**AIM OF THE EXERCISE:**
Filter for the word "看学了多少" and keep each matching line.

**RECORDS SHOWN:**
== == ==
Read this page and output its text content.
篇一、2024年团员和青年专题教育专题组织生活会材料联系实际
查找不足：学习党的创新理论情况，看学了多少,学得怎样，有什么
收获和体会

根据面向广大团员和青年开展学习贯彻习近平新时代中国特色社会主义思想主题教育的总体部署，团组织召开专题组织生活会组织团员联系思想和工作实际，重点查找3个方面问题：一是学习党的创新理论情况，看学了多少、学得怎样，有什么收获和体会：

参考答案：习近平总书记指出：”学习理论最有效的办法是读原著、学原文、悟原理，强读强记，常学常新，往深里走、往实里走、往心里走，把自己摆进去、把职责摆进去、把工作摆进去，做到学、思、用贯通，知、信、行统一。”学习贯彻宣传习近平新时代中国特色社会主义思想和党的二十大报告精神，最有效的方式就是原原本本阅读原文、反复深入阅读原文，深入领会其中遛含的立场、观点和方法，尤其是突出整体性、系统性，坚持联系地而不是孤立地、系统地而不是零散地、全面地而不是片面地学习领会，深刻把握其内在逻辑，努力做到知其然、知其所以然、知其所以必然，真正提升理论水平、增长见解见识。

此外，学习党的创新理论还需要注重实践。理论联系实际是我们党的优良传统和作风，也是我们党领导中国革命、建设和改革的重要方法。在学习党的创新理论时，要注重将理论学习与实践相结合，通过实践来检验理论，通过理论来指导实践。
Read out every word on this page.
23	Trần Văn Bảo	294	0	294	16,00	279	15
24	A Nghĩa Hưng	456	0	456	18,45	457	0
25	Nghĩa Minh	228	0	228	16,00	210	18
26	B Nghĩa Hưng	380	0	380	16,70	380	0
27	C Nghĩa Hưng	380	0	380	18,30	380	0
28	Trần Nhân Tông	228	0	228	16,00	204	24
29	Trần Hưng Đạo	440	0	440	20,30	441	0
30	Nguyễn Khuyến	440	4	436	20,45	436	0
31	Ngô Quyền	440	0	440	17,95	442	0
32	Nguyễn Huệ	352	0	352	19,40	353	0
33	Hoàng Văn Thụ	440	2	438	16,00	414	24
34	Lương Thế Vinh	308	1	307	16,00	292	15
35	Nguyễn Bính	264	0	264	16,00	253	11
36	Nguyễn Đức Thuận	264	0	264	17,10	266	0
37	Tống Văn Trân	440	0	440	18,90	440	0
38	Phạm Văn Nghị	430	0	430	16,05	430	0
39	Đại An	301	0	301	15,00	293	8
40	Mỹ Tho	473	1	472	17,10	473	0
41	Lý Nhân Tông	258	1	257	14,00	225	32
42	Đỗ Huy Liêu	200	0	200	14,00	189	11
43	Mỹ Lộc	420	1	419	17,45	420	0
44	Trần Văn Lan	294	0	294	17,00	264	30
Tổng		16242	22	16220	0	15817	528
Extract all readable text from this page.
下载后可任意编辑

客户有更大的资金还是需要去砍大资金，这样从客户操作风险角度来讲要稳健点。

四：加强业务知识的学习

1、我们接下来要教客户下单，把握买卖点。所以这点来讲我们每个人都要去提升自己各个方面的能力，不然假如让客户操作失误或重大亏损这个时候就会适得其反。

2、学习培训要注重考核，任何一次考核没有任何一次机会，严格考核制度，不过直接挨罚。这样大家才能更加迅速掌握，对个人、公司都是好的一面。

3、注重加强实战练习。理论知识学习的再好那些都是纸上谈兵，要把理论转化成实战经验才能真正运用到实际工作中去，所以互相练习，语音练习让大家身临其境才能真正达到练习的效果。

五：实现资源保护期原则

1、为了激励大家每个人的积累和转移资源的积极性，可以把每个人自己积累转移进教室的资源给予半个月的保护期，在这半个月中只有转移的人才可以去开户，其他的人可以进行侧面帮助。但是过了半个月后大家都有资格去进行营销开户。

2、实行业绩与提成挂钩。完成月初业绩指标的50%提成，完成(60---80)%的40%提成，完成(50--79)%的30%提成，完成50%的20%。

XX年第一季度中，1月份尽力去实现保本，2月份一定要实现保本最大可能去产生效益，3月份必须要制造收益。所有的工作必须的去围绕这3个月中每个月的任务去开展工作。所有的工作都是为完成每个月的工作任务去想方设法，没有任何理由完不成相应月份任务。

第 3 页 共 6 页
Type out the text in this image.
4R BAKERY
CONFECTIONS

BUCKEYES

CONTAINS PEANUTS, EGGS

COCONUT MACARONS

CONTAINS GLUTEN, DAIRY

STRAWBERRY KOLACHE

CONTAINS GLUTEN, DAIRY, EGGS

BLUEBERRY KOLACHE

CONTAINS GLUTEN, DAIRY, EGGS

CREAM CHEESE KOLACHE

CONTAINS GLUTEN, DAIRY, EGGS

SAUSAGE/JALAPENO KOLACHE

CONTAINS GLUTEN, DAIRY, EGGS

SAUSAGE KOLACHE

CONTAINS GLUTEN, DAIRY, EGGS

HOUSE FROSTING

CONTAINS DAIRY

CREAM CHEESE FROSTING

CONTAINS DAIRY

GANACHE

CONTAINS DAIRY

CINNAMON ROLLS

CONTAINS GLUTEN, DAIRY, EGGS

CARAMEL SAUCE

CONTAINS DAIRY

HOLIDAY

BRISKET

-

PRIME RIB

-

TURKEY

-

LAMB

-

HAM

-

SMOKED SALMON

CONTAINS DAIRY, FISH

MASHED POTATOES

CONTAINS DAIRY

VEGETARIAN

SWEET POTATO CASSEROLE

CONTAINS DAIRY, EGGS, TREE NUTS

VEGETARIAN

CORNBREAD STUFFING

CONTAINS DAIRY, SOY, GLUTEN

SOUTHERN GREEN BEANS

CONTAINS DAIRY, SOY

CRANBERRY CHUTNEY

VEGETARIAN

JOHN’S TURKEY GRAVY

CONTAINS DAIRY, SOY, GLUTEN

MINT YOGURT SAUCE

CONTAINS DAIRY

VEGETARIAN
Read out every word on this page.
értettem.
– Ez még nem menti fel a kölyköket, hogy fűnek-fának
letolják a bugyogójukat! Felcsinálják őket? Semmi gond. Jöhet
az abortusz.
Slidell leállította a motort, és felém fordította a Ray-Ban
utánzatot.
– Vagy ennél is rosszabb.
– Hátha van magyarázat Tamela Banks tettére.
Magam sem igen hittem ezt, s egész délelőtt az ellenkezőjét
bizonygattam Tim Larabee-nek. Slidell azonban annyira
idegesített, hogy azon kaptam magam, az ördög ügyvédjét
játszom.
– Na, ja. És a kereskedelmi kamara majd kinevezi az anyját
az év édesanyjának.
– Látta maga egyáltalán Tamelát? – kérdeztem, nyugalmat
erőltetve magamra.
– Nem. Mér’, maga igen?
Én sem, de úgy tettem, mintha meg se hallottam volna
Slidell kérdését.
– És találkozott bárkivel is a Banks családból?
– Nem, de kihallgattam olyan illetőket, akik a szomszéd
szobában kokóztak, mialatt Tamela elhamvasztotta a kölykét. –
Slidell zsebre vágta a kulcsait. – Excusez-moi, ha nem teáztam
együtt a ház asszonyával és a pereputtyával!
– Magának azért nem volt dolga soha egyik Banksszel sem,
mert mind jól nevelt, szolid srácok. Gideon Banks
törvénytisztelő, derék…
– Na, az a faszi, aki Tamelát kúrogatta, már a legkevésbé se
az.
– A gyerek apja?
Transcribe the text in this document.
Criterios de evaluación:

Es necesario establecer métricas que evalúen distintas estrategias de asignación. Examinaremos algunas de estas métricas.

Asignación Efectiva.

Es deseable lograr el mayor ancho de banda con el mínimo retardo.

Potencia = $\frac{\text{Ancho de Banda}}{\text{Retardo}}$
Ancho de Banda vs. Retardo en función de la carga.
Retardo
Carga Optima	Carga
== == ==
**RESULT OF THIS EXERCISE:**
查找不足：学习党的创新理论情况，看学了多少,学得怎样，有什么
根据面向广大团员和青年开展学习贯彻习近平新时代中国特色社会主义思想主题教育的总体部署，团组织召开专题组织生活会组织团员联系思想和工作实际，重点查找3个方面问题：一是学习党的创新理论情况，看学了多少、学得怎样，有什么收获和体会：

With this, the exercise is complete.